Find the line containing "Decode this image" in the material below; copy that line and all following lines exactly.
--- begin MATERIAL SUPPLIED ---
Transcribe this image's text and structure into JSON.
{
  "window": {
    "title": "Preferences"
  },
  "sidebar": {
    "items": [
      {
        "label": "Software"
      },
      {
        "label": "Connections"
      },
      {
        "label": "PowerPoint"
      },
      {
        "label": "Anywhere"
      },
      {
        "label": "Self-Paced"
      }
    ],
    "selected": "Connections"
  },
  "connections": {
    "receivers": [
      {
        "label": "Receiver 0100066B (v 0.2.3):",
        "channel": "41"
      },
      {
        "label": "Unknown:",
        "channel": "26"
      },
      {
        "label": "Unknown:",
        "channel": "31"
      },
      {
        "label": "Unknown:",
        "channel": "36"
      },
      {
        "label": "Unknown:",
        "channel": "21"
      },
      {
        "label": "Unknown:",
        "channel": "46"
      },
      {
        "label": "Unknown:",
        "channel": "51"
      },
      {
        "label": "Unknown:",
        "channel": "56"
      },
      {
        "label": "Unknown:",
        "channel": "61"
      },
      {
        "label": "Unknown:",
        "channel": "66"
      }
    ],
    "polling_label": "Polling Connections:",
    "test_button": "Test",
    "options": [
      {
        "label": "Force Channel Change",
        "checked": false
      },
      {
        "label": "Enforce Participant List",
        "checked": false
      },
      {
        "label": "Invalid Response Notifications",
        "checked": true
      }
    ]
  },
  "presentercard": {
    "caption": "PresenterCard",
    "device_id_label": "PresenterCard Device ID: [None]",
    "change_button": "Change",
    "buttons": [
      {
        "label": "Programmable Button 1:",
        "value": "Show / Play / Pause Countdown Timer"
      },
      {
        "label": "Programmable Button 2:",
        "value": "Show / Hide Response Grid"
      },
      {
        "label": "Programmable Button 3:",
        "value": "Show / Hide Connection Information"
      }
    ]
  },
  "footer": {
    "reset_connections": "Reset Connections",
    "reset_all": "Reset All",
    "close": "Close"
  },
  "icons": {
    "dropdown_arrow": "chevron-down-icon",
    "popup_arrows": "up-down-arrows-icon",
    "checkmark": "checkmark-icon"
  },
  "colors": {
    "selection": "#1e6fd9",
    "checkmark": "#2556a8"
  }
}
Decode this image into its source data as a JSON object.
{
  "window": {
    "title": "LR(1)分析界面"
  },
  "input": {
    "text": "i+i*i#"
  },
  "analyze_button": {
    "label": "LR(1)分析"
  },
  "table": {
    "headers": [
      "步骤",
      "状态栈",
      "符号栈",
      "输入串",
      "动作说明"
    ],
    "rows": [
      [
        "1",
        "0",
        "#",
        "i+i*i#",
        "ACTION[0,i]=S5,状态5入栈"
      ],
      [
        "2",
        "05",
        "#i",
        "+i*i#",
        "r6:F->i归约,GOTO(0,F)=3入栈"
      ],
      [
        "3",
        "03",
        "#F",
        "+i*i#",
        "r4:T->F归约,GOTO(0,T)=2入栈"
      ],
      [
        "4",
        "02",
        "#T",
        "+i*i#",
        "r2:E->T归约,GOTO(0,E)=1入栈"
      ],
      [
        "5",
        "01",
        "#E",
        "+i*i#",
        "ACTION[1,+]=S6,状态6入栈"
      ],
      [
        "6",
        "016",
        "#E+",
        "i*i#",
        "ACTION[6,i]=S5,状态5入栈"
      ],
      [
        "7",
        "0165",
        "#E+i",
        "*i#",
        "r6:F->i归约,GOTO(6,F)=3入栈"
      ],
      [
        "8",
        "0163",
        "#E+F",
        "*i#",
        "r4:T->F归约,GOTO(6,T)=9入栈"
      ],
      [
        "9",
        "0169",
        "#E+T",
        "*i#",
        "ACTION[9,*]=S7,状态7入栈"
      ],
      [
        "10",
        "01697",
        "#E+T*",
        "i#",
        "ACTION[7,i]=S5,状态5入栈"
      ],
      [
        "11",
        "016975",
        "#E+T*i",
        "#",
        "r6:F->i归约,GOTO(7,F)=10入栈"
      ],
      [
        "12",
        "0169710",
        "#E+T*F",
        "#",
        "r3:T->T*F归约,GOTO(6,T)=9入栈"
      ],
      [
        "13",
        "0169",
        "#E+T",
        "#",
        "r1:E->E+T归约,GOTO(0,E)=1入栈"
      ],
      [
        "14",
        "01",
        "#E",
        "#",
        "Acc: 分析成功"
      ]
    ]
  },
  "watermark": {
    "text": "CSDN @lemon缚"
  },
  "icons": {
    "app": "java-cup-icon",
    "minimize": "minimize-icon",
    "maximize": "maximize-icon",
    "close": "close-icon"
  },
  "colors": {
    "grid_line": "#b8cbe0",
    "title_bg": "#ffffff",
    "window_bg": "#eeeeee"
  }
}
--- end MATERIAL SUPPLIED ---
§ RESULT FOR THIS TASK:
Decode this image into its source data as a JSON object.
{
  "window": {
    "title": "LR(1)分析界面"
  },
  "input": {
    "text": "i+i*i#"
  },
  "analyze_button": {
    "label": "LR(1)分析"
  },
  "table": {
    "headers": [
      "步骤",
      "状态栈",
      "符号栈",
      "输入串",
      "动作说明"
    ],
    "rows": [
      [
        "1",
        "0",
        "#",
        "i+i*i#",
        "ACTION[0,i]=S5,状态5入栈"
      ],
      [
        "2",
        "05",
        "#i",
        "+i*i#",
        "r6:F->i归约,GOTO(0,F)=3入栈"
      ],
      [
        "3",
        "03",
        "#F",
        "+i*i#",
        "r4:T->F归约,GOTO(0,T)=2入栈"
      ],
      [
        "4",
        "02",
        "#T",
        "+i*i#",
        "r2:E->T归约,GOTO(0,E)=1入栈"
      ],
      [
        "5",
        "01",
        "#E",
        "+i*i#",
        "ACTION[1,+]=S6,状态6入栈"
      ],
      [
        "6",
        "016",
        "#E+",
        "i*i#",
        "ACTION[6,i]=S5,状态5入栈"
      ],
      [
        "7",
        "0165",
        "#E+i",
        "*i#",
        "r6:F->i归约,GOTO(6,F)=3入栈"
      ],
      [
        "8",
        "0163",
        "#E+F",
        "*i#",
        "r4:T->F归约,GOTO(6,T)=9入栈"
      ],
      [
        "9",
        "0169",
        "#E+T",
        "*i#",
        "ACTION[9,*]=S7,状态7入栈"
      ],
      [
        "10",
        "01697",
        "#E+T*",
        "i#",
        "ACTION[7,i]=S5,状态5入栈"
      ],
      [
        "11",
        "016975",
        "#E+T*i",
        "#",
        "r6:F->i归约,GOTO(7,F)=10入栈"
      ],
      [
        "12",
        "0169710",
        "#E+T*F",
        "#",
        "r3:T->T*F归约,GOTO(6,T)=9入栈"
      ],
      [
        "13",
        "0169",
        "#E+T",
        "#",
        "r1:E->E+T归约,GOTO(0,E)=1入栈"
      ],
      [
        "14",
        "01",
        "#E",
        "#",
        "Acc: 分析成功"
      ]
    ]
  },
  "watermark": {
    "text": "CSDN @lemon缚"
  },
  "icons": {
    "app": "java-cup-icon",
    "minimize": "minimize-icon",
    "maximize": "maximize-icon",
    "close": "close-icon"
  },
  "colors": {
    "grid_line": "#b8cbe0",
    "title_bg": "#ffffff",
    "window_bg": "#eeeeee"
  }
}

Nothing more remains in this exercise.